**Given problem**: Reproduce the listing exactly and skip over any pictures.

**Information provided**:
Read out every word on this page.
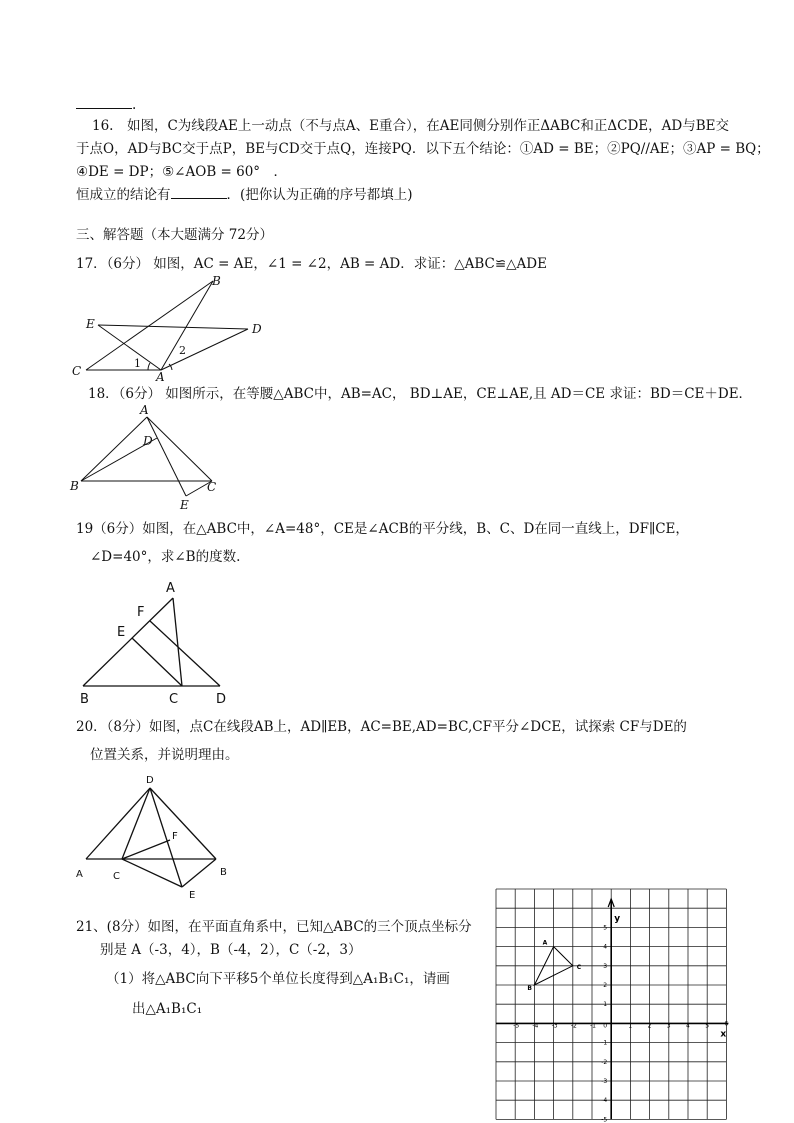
.
16.　如图，C为线段AE上一动点（不与点A、E重合），在AE同侧分别作正ΔABC和正ΔCDE，AD与BE交
于点O，AD与BC交于点P，BE与CD交于点Q，连接PQ．以下五个结论：①AD = BE；②PQ//AE；③AP = BQ；
④DE = DP；⑤∠AOB = 60°　．
恒成立的结论有	．(把你认为正确的序号都填上)
三、解答题（本大题满分 72分）
17．（6分） 如图，AC = AE，∠1 = ∠2，AB = AD．求证：△ABC≌△ADE
B
E	D
C	A
1
2
18．（6分） 如图所示，在等腰△ABC中，AB=AC， BD⊥AE，CE⊥AE,且 AD＝CE 求证：BD＝CE＋DE．
A
D
B
E
C
19（6分）如图，在△ABC中，∠A=48°，CE是∠ACB的平分线，B、C、D在同一直线上，DF∥CE，
∠D=40°，求∠B的度数.
A
F
E
B	C	D
20．（8分）如图，点C在线段AB上，AD∥EB，AC=BE,AD=BC,CF平分∠DCE，试探索 CF与DE的
位置关系，并说明理由。
D
F
A	C	B
E
21、(8分）如图，在平面直角系中，已知△ABC的三个顶点坐标分
别是 A（-3，4），B（-4，2），C（-2，3）
（1）将△ABC向下平移5个单位长度得到△A₁B₁C₁，请画
出△A₁B₁C₁
y
x
-5 -4 -3 -2 -1 0	1	2	3	4	5	6
5
4
3
2
1
-1
-2
-3
-4
-5
A
B
C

**Task solution**:
Read out every word on this page.
.
16.　如图，C为线段AE上一动点（不与点A、E重合），在AE同侧分别作正ΔABC和正ΔCDE，AD与BE交
于点O，AD与BC交于点P，BE与CD交于点Q，连接PQ．以下五个结论：①AD = BE；②PQ//AE；③AP = BQ；
④DE = DP；⑤∠AOB = 60°　．
恒成立的结论有	．(把你认为正确的序号都填上)
三、解答题（本大题满分 72分）
17．（6分） 如图，AC = AE，∠1 = ∠2，AB = AD．求证：△ABC≌△ADE
B
E	D
C	A
1
2
18．（6分） 如图所示，在等腰△ABC中，AB=AC， BD⊥AE，CE⊥AE,且 AD＝CE 求证：BD＝CE＋DE．
A
D
B
E
C
19（6分）如图，在△ABC中，∠A=48°，CE是∠ACB的平分线，B、C、D在同一直线上，DF∥CE，
∠D=40°，求∠B的度数.
A
F
E
B	C	D
20．（8分）如图，点C在线段AB上，AD∥EB，AC=BE,AD=BC,CF平分∠DCE，试探索 CF与DE的
位置关系，并说明理由。
D
F
A	C	B
E
21、(8分）如图，在平面直角系中，已知△ABC的三个顶点坐标分
别是 A（-3，4），B（-4，2），C（-2，3）
（1）将△ABC向下平移5个单位长度得到△A₁B₁C₁，请画
出△A₁B₁C₁
y
x
-5 -4 -3 -2 -1 0	1	2	3	4	5	6
5
4
3
2
1
-1
-2
-3
-4
-5
A
B
C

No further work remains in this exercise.